EXERCISES TO COMPLETE:
1) Please answer these questions from the Propsteikirche passage:
(a) Who made the church's late-Gothic high altar?
(b) In what year was the church's organ built?
(c) In what year was the Dominican abbey dissolved?
2) Carry on the text about the Propsteikirche in Dortmund from its last sentence.

SOURCE PASSAGE:

Propsteikirche is the common name of a church in Dortmund, North Rhine-Westphalia, Germany, the only Catholic church in the city centre. The full name is Propsteikirche St. Johannes Baptist Dortmund. It was built from 1331 as the abbey church of a Dominican monastery. Consecrated in 1458, it features a late-Gothic high altar by Derick Baegert which shows the oldest depiction of Dortmund.

The church became the first Catholic church in Dortmund after the Reformation, a Propsteikirche from 1859. Destroyed in World War II, it was rebuilt until 1966. Its organ, built in 1988, makes it a concert venue.

== History ==
A Dominican abbey was founded in Dortmund in 1330, and a first abbey church was built from 1331 to 1353, consecrated in 1354, dedicated to John the Baptist. It was soon expanded to a Gothic hall church, begun in 1404 and consecrated in 1458. The church of a mendicant order, it was mainly a place for prayer and built simple and without a steeple. The abbey was dissolved during the secularization in 1816. The church became the first Catholic parish church in Dortmund after the Reformation in 1819. It was promoted to a Provost church in 1859. The former abbey buildings were used to house the priest and as school buildings.

RECORDED INFORMATION:

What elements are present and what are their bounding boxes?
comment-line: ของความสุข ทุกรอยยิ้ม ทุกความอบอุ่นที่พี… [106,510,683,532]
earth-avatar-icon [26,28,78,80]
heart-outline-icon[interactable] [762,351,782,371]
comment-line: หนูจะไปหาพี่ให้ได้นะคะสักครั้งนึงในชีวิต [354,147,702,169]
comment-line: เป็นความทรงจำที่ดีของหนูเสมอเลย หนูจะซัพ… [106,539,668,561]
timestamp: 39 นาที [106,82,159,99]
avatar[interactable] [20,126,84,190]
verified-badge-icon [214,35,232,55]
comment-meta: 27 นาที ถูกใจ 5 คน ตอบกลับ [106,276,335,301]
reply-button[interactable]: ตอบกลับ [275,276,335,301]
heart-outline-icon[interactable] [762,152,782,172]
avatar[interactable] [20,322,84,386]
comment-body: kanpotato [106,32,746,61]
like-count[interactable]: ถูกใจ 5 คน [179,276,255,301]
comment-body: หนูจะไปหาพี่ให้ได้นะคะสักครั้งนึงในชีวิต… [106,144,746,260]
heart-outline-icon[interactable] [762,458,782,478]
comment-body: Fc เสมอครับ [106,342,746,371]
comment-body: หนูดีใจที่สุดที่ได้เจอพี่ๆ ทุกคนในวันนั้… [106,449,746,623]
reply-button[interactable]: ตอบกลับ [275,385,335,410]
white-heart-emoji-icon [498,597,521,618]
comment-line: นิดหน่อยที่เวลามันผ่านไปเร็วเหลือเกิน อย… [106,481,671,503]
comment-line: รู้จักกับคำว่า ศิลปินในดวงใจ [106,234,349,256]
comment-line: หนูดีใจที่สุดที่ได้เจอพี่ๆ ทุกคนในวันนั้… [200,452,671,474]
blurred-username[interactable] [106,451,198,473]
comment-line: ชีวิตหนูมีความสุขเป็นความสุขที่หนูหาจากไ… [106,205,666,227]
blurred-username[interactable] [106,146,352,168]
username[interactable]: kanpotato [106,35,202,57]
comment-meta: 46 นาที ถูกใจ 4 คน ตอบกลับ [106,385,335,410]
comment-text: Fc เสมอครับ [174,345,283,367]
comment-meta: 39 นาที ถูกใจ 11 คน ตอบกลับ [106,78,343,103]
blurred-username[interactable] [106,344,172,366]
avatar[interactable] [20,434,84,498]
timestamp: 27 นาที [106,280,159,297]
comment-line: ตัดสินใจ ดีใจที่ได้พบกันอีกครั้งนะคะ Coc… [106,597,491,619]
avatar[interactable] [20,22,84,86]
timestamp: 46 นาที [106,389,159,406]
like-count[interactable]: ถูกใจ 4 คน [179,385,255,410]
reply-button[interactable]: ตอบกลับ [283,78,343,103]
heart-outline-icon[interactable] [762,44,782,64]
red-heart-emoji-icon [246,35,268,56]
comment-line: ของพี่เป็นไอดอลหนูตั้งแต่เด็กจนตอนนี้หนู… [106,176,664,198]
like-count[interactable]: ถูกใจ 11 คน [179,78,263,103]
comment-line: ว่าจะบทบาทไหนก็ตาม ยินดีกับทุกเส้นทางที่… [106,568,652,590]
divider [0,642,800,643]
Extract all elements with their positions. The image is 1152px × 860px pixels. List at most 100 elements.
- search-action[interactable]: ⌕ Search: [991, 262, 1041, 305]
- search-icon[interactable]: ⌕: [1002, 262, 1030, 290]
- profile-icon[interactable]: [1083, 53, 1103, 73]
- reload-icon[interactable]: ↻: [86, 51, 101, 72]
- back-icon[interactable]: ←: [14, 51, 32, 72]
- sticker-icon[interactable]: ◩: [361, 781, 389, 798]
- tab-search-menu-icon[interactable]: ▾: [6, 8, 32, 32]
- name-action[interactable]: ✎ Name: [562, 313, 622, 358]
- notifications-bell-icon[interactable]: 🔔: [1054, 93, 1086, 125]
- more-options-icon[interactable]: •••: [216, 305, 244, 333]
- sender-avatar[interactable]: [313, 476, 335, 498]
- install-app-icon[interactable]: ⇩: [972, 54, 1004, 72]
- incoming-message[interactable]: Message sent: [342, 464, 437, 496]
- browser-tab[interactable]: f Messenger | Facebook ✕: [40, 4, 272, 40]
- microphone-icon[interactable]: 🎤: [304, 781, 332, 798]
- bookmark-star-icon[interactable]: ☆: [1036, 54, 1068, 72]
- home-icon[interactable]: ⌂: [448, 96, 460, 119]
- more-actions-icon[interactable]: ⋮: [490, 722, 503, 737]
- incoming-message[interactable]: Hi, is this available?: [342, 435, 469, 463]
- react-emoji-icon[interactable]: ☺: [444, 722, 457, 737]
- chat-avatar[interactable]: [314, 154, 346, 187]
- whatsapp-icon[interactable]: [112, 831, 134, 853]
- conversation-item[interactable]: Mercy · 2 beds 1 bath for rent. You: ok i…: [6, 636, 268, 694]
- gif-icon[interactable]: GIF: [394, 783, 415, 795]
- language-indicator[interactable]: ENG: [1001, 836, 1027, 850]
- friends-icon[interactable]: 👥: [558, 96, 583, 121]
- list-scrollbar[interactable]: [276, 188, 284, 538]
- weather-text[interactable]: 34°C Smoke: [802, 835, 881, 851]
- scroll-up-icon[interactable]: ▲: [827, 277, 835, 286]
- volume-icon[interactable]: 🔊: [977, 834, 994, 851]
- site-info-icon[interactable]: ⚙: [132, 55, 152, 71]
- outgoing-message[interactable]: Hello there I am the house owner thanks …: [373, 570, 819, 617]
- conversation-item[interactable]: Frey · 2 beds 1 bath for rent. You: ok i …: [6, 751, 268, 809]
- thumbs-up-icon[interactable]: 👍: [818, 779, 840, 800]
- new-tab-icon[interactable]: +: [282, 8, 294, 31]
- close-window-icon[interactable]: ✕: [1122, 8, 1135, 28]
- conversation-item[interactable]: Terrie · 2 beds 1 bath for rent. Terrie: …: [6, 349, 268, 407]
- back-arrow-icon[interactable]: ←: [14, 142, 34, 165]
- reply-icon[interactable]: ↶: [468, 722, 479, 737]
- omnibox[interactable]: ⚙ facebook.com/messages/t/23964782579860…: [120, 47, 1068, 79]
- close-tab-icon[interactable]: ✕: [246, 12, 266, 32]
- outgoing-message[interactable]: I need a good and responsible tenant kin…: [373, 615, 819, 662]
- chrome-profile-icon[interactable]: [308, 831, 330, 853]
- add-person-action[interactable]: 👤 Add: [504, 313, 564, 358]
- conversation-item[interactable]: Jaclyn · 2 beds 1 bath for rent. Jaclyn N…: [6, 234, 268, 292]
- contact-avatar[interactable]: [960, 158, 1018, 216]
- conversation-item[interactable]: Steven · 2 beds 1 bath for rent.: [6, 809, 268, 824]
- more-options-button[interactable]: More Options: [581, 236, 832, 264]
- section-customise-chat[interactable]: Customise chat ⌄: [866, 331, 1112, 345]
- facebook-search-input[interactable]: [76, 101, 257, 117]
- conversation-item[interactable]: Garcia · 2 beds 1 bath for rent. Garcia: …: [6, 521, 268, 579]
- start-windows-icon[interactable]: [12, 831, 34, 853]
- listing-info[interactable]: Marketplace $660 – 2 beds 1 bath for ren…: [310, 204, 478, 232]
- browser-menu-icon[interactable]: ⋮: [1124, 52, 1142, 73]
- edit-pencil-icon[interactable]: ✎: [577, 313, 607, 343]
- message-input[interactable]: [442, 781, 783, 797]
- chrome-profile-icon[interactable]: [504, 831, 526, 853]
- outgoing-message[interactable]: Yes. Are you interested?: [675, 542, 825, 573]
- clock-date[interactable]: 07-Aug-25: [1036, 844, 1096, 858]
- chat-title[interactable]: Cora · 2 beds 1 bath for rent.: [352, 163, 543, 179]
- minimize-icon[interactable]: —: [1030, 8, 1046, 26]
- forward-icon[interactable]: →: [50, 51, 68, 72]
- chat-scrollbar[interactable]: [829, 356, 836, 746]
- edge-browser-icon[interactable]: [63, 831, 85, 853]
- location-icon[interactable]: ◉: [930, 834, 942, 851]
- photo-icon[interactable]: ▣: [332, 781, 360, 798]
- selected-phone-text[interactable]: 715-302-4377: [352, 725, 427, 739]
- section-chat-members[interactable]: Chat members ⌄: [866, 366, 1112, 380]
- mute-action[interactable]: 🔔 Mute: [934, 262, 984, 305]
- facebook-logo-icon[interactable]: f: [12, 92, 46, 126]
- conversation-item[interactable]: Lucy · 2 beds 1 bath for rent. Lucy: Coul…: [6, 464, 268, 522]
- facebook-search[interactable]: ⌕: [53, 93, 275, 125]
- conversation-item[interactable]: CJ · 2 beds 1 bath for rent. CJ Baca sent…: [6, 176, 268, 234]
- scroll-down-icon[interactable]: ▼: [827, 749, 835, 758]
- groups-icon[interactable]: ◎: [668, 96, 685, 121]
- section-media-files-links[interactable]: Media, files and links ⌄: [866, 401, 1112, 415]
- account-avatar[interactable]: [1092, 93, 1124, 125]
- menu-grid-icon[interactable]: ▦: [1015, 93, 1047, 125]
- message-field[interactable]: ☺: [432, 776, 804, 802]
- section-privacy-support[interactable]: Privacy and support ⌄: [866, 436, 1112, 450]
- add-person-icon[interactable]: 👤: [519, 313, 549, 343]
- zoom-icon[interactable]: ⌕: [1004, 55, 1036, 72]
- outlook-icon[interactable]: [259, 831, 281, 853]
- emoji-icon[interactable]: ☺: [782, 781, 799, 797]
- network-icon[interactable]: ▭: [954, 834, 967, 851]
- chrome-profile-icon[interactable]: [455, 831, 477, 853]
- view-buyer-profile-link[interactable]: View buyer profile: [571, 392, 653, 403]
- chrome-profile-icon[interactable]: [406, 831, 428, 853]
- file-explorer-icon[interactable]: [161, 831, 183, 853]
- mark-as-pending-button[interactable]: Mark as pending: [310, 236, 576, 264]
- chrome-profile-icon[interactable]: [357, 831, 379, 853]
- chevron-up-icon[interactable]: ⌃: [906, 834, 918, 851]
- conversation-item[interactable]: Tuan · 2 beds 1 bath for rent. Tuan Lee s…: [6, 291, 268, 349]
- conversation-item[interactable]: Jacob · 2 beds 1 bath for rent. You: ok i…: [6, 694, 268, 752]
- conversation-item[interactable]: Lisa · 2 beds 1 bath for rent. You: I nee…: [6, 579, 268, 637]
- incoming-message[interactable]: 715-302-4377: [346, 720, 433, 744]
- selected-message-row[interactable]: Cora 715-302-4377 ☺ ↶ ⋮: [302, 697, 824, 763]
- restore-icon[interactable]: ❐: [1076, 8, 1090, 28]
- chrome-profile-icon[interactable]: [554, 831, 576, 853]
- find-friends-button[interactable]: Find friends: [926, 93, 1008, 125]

ANSWERS TO THE EXERCISES:
1)
(a) Derick Baegert
(b) 1988
(c) 1816

2)
The church was destroyed in World War II in 1943. Its most important art treasures had been removed, surviving the war. The church was rebuilt from 1947 to 1967. It is a listed monument.

== Altar ==
The church features a late-Gothic high altar by Derick Baegert, focused on the themes of the Passion and Crucifixion. It shows in the background of the left panel the oldest depiction of Dortmund.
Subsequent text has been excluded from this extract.